◆ YOUR TASK ◆
Return the complete listing that follows, with each line reproduced exactly.
[START OF TASK MATERIAL]
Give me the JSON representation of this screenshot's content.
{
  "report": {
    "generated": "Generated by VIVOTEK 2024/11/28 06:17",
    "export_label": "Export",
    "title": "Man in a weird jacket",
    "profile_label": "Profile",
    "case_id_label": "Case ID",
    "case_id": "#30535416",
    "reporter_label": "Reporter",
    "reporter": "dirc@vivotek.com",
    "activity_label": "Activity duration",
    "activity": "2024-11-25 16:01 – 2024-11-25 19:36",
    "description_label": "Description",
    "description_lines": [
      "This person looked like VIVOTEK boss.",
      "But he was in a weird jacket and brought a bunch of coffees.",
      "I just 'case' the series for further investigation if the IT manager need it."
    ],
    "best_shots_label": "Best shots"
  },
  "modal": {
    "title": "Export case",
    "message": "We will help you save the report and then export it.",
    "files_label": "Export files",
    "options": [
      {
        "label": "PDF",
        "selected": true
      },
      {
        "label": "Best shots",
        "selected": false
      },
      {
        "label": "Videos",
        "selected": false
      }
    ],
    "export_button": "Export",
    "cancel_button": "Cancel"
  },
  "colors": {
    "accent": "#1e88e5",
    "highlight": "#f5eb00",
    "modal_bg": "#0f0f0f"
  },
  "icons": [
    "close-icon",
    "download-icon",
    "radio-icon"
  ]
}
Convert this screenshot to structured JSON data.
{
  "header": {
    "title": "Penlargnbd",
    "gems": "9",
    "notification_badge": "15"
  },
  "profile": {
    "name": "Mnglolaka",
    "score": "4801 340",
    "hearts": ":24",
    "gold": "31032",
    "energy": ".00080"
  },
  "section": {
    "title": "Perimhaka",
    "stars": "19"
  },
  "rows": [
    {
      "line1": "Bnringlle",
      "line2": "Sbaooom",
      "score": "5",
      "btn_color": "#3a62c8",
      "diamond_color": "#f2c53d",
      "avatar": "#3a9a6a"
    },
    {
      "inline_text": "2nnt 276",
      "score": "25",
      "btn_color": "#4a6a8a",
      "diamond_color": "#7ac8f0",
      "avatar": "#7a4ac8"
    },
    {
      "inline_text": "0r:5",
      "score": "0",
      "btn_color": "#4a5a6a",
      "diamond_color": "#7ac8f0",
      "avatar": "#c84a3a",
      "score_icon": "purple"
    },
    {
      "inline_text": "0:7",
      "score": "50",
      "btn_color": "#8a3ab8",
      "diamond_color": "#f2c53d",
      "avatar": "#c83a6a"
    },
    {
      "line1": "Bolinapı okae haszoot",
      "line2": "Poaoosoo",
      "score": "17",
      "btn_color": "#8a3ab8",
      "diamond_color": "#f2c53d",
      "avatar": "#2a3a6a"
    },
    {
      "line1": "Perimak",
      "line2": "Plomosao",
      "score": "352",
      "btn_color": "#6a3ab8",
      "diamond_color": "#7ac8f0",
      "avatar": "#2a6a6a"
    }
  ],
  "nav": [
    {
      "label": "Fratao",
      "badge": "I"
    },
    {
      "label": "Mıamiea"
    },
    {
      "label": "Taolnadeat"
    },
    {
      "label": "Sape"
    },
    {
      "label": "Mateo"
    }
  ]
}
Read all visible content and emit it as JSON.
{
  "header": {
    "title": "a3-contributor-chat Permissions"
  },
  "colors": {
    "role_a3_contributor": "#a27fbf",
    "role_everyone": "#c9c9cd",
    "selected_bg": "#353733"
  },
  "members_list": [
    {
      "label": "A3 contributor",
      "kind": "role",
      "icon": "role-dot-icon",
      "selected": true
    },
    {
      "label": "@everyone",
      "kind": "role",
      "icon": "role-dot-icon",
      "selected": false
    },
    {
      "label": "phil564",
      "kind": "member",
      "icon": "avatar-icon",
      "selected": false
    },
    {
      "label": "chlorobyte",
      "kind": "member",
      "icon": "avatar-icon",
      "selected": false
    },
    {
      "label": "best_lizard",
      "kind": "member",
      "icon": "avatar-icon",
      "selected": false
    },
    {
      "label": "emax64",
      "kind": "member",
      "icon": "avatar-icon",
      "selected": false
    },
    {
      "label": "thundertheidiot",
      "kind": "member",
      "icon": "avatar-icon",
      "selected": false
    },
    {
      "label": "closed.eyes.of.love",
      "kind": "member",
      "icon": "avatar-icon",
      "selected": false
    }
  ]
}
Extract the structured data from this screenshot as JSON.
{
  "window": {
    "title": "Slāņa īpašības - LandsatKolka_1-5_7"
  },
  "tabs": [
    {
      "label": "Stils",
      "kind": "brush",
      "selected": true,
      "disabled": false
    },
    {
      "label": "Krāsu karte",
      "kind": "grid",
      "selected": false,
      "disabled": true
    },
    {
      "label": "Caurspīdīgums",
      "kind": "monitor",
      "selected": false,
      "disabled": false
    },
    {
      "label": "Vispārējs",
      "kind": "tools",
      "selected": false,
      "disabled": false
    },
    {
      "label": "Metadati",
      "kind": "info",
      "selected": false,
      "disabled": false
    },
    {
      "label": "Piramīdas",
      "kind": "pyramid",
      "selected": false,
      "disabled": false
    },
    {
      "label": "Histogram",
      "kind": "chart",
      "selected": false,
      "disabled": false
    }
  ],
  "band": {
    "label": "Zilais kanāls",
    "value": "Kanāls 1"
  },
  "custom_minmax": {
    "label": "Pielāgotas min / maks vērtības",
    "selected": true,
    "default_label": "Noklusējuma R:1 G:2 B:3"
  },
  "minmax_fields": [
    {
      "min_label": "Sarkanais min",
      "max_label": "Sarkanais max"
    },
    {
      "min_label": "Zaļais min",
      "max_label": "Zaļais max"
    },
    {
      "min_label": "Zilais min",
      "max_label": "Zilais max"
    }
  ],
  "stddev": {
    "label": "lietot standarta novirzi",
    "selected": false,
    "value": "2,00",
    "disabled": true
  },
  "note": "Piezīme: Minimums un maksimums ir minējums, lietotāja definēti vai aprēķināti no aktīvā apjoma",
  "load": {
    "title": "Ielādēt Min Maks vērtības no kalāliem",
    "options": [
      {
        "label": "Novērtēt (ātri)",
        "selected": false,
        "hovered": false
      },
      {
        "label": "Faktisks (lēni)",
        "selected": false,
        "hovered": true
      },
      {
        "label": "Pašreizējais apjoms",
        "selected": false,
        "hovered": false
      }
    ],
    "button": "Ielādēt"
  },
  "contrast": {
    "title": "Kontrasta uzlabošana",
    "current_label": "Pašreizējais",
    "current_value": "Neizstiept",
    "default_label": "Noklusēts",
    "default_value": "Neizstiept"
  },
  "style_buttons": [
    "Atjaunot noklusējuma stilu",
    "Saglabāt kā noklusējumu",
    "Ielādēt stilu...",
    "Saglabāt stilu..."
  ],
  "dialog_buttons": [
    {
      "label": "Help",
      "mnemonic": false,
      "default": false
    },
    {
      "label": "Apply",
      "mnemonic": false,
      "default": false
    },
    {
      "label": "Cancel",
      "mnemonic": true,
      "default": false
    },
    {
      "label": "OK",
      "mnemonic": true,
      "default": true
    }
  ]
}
[END OF TASK MATERIAL]
◆ RESPONSE TO THE TASK ◆
Give me the JSON representation of this screenshot's content.
{
  "report": {
    "generated": "Generated by VIVOTEK 2024/11/28 06:17",
    "export_label": "Export",
    "title": "Man in a weird jacket",
    "profile_label": "Profile",
    "case_id_label": "Case ID",
    "case_id": "#30535416",
    "reporter_label": "Reporter",
    "reporter": "dirc@vivotek.com",
    "activity_label": "Activity duration",
    "activity": "2024-11-25 16:01 – 2024-11-25 19:36",
    "description_label": "Description",
    "description_lines": [
      "This person looked like VIVOTEK boss.",
      "But he was in a weird jacket and brought a bunch of coffees.",
      "I just 'case' the series for further investigation if the IT manager need it."
    ],
    "best_shots_label": "Best shots"
  },
  "modal": {
    "title": "Export case",
    "message": "We will help you save the report and then export it.",
    "files_label": "Export files",
    "options": [
      {
        "label": "PDF",
        "selected": true
      },
      {
        "label": "Best shots",
        "selected": false
      },
      {
        "label": "Videos",
        "selected": false
      }
    ],
    "export_button": "Export",
    "cancel_button": "Cancel"
  },
  "colors": {
    "accent": "#1e88e5",
    "highlight": "#f5eb00",
    "modal_bg": "#0f0f0f"
  },
  "icons": [
    "close-icon",
    "download-icon",
    "radio-icon"
  ]
}
Convert this screenshot to structured JSON data.
{
  "header": {
    "title": "Penlargnbd",
    "gems": "9",
    "notification_badge": "15"
  },
  "profile": {
    "name": "Mnglolaka",
    "score": "4801 340",
    "hearts": ":24",
    "gold": "31032",
    "energy": ".00080"
  },
  "section": {
    "title": "Perimhaka",
    "stars": "19"
  },
  "rows": [
    {
      "line1": "Bnringlle",
      "line2": "Sbaooom",
      "score": "5",
      "btn_color": "#3a62c8",
      "diamond_color": "#f2c53d",
      "avatar": "#3a9a6a"
    },
    {
      "inline_text": "2nnt 276",
      "score": "25",
      "btn_color": "#4a6a8a",
      "diamond_color": "#7ac8f0",
      "avatar": "#7a4ac8"
    },
    {
      "inline_text": "0r:5",
      "score": "0",
      "btn_color": "#4a5a6a",
      "diamond_color": "#7ac8f0",
      "avatar": "#c84a3a",
      "score_icon": "purple"
    },
    {
      "inline_text": "0:7",
      "score": "50",
      "btn_color": "#8a3ab8",
      "diamond_color": "#f2c53d",
      "avatar": "#c83a6a"
    },
    {
      "line1": "Bolinapı okae haszoot",
      "line2": "Poaoosoo",
      "score": "17",
      "btn_color": "#8a3ab8",
      "diamond_color": "#f2c53d",
      "avatar": "#2a3a6a"
    },
    {
      "line1": "Perimak",
      "line2": "Plomosao",
      "score": "352",
      "btn_color": "#6a3ab8",
      "diamond_color": "#7ac8f0",
      "avatar": "#2a6a6a"
    }
  ],
  "nav": [
    {
      "label": "Fratao",
      "badge": "I"
    },
    {
      "label": "Mıamiea"
    },
    {
      "label": "Taolnadeat"
    },
    {
      "label": "Sape"
    },
    {
      "label": "Mateo"
    }
  ]
}
Read all visible content and emit it as JSON.
{
  "header": {
    "title": "a3-contributor-chat Permissions"
  },
  "colors": {
    "role_a3_contributor": "#a27fbf",
    "role_everyone": "#c9c9cd",
    "selected_bg": "#353733"
  },
  "members_list": [
    {
      "label": "A3 contributor",
      "kind": "role",
      "icon": "role-dot-icon",
      "selected": true
    },
    {
      "label": "@everyone",
      "kind": "role",
      "icon": "role-dot-icon",
      "selected": false
    },
    {
      "label": "phil564",
      "kind": "member",
      "icon": "avatar-icon",
      "selected": false
    },
    {
      "label": "chlorobyte",
      "kind": "member",
      "icon": "avatar-icon",
      "selected": false
    },
    {
      "label": "best_lizard",
      "kind": "member",
      "icon": "avatar-icon",
      "selected": false
    },
    {
      "label": "emax64",
      "kind": "member",
      "icon": "avatar-icon",
      "selected": false
    },
    {
      "label": "thundertheidiot",
      "kind": "member",
      "icon": "avatar-icon",
      "selected": false
    },
    {
      "label": "closed.eyes.of.love",
      "kind": "member",
      "icon": "avatar-icon",
      "selected": false
    }
  ]
}
Extract the structured data from this screenshot as JSON.
{
  "window": {
    "title": "Slāņa īpašības - LandsatKolka_1-5_7"
  },
  "tabs": [
    {
      "label": "Stils",
      "kind": "brush",
      "selected": true,
      "disabled": false
    },
    {
      "label": "Krāsu karte",
      "kind": "grid",
      "selected": false,
      "disabled": true
    },
    {
      "label": "Caurspīdīgums",
      "kind": "monitor",
      "selected": false,
      "disabled": false
    },
    {
      "label": "Vispārējs",
      "kind": "tools",
      "selected": false,
      "disabled": false
    },
    {
      "label": "Metadati",
      "kind": "info",
      "selected": false,
      "disabled": false
    },
    {
      "label": "Piramīdas",
      "kind": "pyramid",
      "selected": false,
      "disabled": false
    },
    {
      "label": "Histogram",
      "kind": "chart",
      "selected": false,
      "disabled": false
    }
  ],
  "band": {
    "label": "Zilais kanāls",
    "value": "Kanāls 1"
  },
  "custom_minmax": {
    "label": "Pielāgotas min / maks vērtības",
    "selected": true,
    "default_label": "Noklusējuma R:1 G:2 B:3"
  },
  "minmax_fields": [
    {
      "min_label": "Sarkanais min",
      "max_label": "Sarkanais max"
    },
    {
      "min_label": "Zaļais min",
      "max_label": "Zaļais max"
    },
    {
      "min_label": "Zilais min",
      "max_label": "Zilais max"
    }
  ],
  "stddev": {
    "label": "lietot standarta novirzi",
    "selected": false,
    "value": "2,00",
    "disabled": true
  },
  "note": "Piezīme: Minimums un maksimums ir minējums, lietotāja definēti vai aprēķināti no aktīvā apjoma",
  "load": {
    "title": "Ielādēt Min Maks vērtības no kalāliem",
    "options": [
      {
        "label": "Novērtēt (ātri)",
        "selected": false,
        "hovered": false
      },
      {
        "label": "Faktisks (lēni)",
        "selected": false,
        "hovered": true
      },
      {
        "label": "Pašreizējais apjoms",
        "selected": false,
        "hovered": false
      }
    ],
    "button": "Ielādēt"
  },
  "contrast": {
    "title": "Kontrasta uzlabošana",
    "current_label": "Pašreizējais",
    "current_value": "Neizstiept",
    "default_label": "Noklusēts",
    "default_value": "Neizstiept"
  },
  "style_buttons": [
    "Atjaunot noklusējuma stilu",
    "Saglabāt kā noklusējumu",
    "Ielādēt stilu...",
    "Saglabāt stilu..."
  ],
  "dialog_buttons": [
    {
      "label": "Help",
      "mnemonic": false,
      "default": false
    },
    {
      "label": "Apply",
      "mnemonic": false,
      "default": false
    },
    {
      "label": "Cancel",
      "mnemonic": true,
      "default": false
    },
    {
      "label": "OK",
      "mnemonic": true,
      "default": true
    }
  ]
}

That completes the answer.